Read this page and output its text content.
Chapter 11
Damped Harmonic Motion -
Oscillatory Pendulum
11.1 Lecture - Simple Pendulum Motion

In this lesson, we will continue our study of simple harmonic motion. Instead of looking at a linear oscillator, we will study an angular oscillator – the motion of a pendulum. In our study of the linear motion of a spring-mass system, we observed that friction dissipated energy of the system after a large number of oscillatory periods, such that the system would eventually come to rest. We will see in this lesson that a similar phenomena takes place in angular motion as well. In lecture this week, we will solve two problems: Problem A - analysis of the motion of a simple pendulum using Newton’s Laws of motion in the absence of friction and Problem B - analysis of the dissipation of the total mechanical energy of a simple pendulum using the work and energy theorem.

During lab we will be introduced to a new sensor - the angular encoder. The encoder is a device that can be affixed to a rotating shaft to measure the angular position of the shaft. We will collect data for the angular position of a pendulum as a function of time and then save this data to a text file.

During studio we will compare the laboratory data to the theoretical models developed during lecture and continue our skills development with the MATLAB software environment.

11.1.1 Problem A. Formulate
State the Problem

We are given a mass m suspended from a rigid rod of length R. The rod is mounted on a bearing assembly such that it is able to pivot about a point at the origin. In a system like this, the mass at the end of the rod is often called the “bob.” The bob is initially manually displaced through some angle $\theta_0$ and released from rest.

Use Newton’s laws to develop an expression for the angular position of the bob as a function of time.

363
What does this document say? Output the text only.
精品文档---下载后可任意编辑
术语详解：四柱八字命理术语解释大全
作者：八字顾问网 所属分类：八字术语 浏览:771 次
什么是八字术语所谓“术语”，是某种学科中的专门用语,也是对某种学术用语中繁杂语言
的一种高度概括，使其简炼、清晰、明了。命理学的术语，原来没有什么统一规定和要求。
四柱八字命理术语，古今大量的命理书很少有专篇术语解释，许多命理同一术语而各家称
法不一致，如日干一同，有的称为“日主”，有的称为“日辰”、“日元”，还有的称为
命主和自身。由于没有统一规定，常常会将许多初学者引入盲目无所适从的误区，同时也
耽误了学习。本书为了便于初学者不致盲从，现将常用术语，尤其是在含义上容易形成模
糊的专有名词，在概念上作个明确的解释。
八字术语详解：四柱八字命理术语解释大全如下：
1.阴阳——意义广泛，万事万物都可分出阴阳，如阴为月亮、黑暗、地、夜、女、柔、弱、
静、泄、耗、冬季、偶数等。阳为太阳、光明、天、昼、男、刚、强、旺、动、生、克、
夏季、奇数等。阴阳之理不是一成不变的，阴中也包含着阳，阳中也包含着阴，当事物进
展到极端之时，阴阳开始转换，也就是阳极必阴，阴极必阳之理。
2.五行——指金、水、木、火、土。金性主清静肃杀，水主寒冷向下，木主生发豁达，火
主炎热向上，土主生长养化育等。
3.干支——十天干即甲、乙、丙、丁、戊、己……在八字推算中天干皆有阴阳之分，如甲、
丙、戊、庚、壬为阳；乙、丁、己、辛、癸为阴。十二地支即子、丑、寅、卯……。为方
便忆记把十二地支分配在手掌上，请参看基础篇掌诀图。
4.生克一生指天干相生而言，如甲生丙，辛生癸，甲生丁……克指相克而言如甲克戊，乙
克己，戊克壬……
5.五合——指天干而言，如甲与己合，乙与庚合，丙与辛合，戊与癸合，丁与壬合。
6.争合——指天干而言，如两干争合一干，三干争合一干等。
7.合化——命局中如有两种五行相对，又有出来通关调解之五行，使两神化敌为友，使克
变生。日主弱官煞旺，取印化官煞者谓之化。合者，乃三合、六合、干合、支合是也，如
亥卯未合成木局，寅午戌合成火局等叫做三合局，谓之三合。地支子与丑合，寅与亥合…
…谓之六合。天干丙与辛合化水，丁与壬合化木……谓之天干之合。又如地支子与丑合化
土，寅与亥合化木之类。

### To do
Repeat the listing exactly, from its first line to its last.

### Task answer
Read this page and output its text content.
Chapter 11
Damped Harmonic Motion -
Oscillatory Pendulum
11.1 Lecture - Simple Pendulum Motion

In this lesson, we will continue our study of simple harmonic motion. Instead of looking at a linear oscillator, we will study an angular oscillator – the motion of a pendulum. In our study of the linear motion of a spring-mass system, we observed that friction dissipated energy of the system after a large number of oscillatory periods, such that the system would eventually come to rest. We will see in this lesson that a similar phenomena takes place in angular motion as well. In lecture this week, we will solve two problems: Problem A - analysis of the motion of a simple pendulum using Newton’s Laws of motion in the absence of friction and Problem B - analysis of the dissipation of the total mechanical energy of a simple pendulum using the work and energy theorem.

During lab we will be introduced to a new sensor - the angular encoder. The encoder is a device that can be affixed to a rotating shaft to measure the angular position of the shaft. We will collect data for the angular position of a pendulum as a function of time and then save this data to a text file.

During studio we will compare the laboratory data to the theoretical models developed during lecture and continue our skills development with the MATLAB software environment.

11.1.1 Problem A. Formulate
State the Problem

We are given a mass m suspended from a rigid rod of length R. The rod is mounted on a bearing assembly such that it is able to pivot about a point at the origin. In a system like this, the mass at the end of the rod is often called the “bob.” The bob is initially manually displaced through some angle $\theta_0$ and released from rest.

Use Newton’s laws to develop an expression for the angular position of the bob as a function of time.

363
What does this document say? Output the text only.
精品文档---下载后可任意编辑
术语详解：四柱八字命理术语解释大全
作者：八字顾问网 所属分类：八字术语 浏览:771 次
什么是八字术语所谓“术语”，是某种学科中的专门用语,也是对某种学术用语中繁杂语言
的一种高度概括，使其简炼、清晰、明了。命理学的术语，原来没有什么统一规定和要求。
四柱八字命理术语，古今大量的命理书很少有专篇术语解释，许多命理同一术语而各家称
法不一致，如日干一同，有的称为“日主”，有的称为“日辰”、“日元”，还有的称为
命主和自身。由于没有统一规定，常常会将许多初学者引入盲目无所适从的误区，同时也
耽误了学习。本书为了便于初学者不致盲从，现将常用术语，尤其是在含义上容易形成模
糊的专有名词，在概念上作个明确的解释。
八字术语详解：四柱八字命理术语解释大全如下：
1.阴阳——意义广泛，万事万物都可分出阴阳，如阴为月亮、黑暗、地、夜、女、柔、弱、
静、泄、耗、冬季、偶数等。阳为太阳、光明、天、昼、男、刚、强、旺、动、生、克、
夏季、奇数等。阴阳之理不是一成不变的，阴中也包含着阳，阳中也包含着阴，当事物进
展到极端之时，阴阳开始转换，也就是阳极必阴，阴极必阳之理。
2.五行——指金、水、木、火、土。金性主清静肃杀，水主寒冷向下，木主生发豁达，火
主炎热向上，土主生长养化育等。
3.干支——十天干即甲、乙、丙、丁、戊、己……在八字推算中天干皆有阴阳之分，如甲、
丙、戊、庚、壬为阳；乙、丁、己、辛、癸为阴。十二地支即子、丑、寅、卯……。为方
便忆记把十二地支分配在手掌上，请参看基础篇掌诀图。
4.生克一生指天干相生而言，如甲生丙，辛生癸，甲生丁……克指相克而言如甲克戊，乙
克己，戊克壬……
5.五合——指天干而言，如甲与己合，乙与庚合，丙与辛合，戊与癸合，丁与壬合。
6.争合——指天干而言，如两干争合一干，三干争合一干等。
7.合化——命局中如有两种五行相对，又有出来通关调解之五行，使两神化敌为友，使克
变生。日主弱官煞旺，取印化官煞者谓之化。合者，乃三合、六合、干合、支合是也，如
亥卯未合成木局，寅午戌合成火局等叫做三合局，谓之三合。地支子与丑合，寅与亥合…
…谓之六合。天干丙与辛合化水，丁与壬合化木……谓之天干之合。又如地支子与丑合化
土，寅与亥合化木之类。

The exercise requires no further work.